* _Given records_:
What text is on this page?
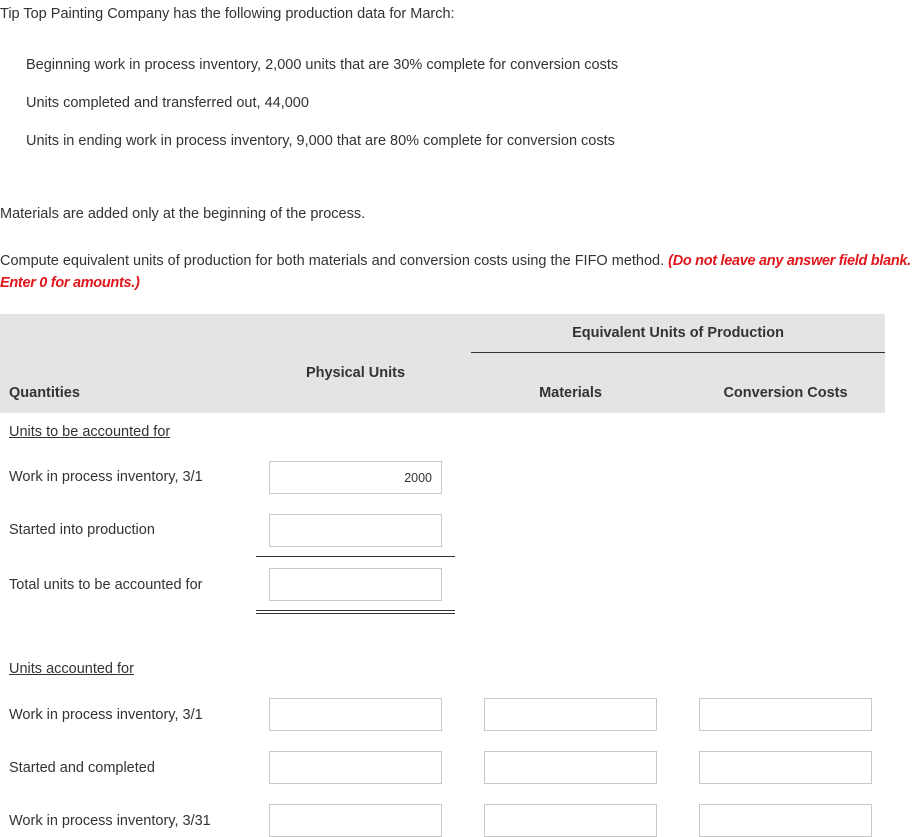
Tip Top Painting Company has the following production data for March:
Beginning work in process inventory, 2,000 units that are 30% complete for conversion costs
Units completed and transferred out, 44,000
Units in ending work in process inventory, 9,000 that are 80% complete for conversion costs
Materials are added only at the beginning of the process.
Compute equivalent units of production for both materials and conversion costs using the FIFO method. (Do not leave any answer field blank. Enter 0 for amounts.)
Equivalent Units of Production
Physical Units
Quantities	Materials	Conversion Costs
Units to be accounted for
Work in process inventory, 3/1
2000
Started into production
Total units to be accounted for
Units accounted for
Work in process inventory, 3/1
Started and completed
Work in process inventory, 3/31
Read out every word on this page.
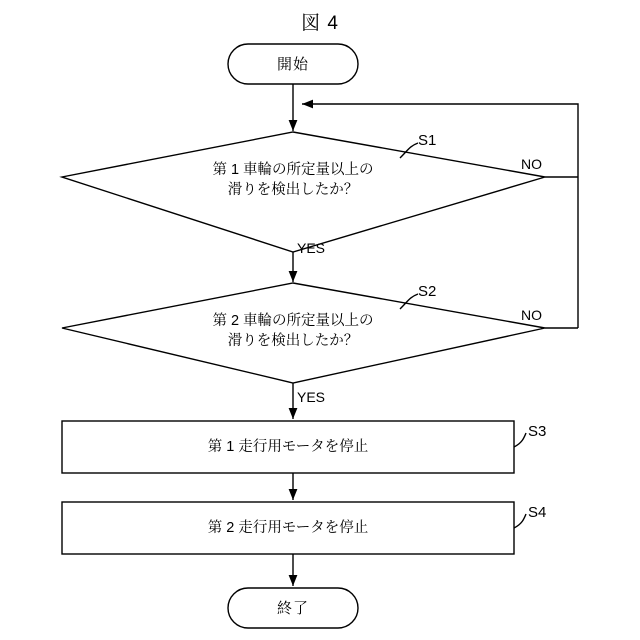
図 4
開始
第 1 車輪の所定量以上の
滑りを検出したか？
第 2 車輪の所定量以上の
滑りを検出したか？
第 1 走行用モータを停止
第 2 走行用モータを停止
終了
YES
NO
YES
NO
S1
S2
S3
S4
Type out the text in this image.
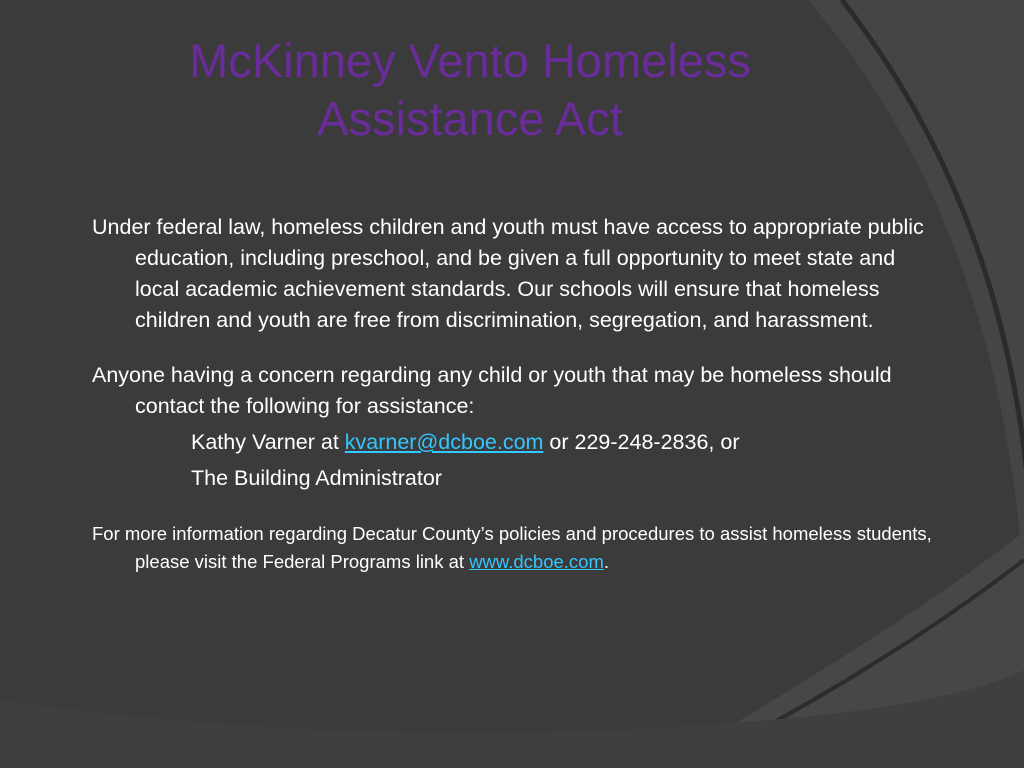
McKinney Vento Homeless
Assistance Act

Under federal law, homeless children and youth must have access to appropriate public education, including preschool, and be given a full opportunity to meet state and local academic achievement standards. Our schools will ensure that homeless children and youth are free from discrimination, segregation, and harassment.

Anyone having a concern regarding any child or youth that may be homeless should contact the following for assistance:

Kathy Varner at kvarner@dcboe.com or 229-248-2836, or

The Building Administrator

For more information regarding Decatur County’s policies and procedures to assist homeless students, please visit the Federal Programs link at www.dcboe.com.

* _Directions_: Word for word, quote the full listing, omitting every picture.

* _Result of the task_:
What text is on this page?
Tip Top Painting Company has the following production data for March:
Beginning work in process inventory, 2,000 units that are 30% complete for conversion costs
Units completed and transferred out, 44,000
Units in ending work in process inventory, 9,000 that are 80% complete for conversion costs
Materials are added only at the beginning of the process.
Compute equivalent units of production for both materials and conversion costs using the FIFO method. (Do not leave any answer field blank. Enter 0 for amounts.)
Equivalent Units of Production
Physical Units
Quantities	Materials	Conversion Costs
Units to be accounted for
Work in process inventory, 3/1
2000
Started into production
Total units to be accounted for
Units accounted for
Work in process inventory, 3/1
Started and completed
Work in process inventory, 3/31
Read out every word on this page.
図 4
開始
第 1 車輪の所定量以上の
滑りを検出したか？
第 2 車輪の所定量以上の
滑りを検出したか？
第 1 走行用モータを停止
第 2 走行用モータを停止
終了
YES
NO
YES
NO
S1
S2
S3
S4
Type out the text in this image.
McKinney Vento Homeless
Assistance Act

Under federal law, homeless children and youth must have access to appropriate public education, including preschool, and be given a full opportunity to meet state and local academic achievement standards. Our schools will ensure that homeless children and youth are free from discrimination, segregation, and harassment.

Anyone having a concern regarding any child or youth that may be homeless should contact the following for assistance:

Kathy Varner at kvarner@dcboe.com or 229-248-2836, or

The Building Administrator

For more information regarding Decatur County’s policies and procedures to assist homeless students, please visit the Federal Programs link at www.dcboe.com.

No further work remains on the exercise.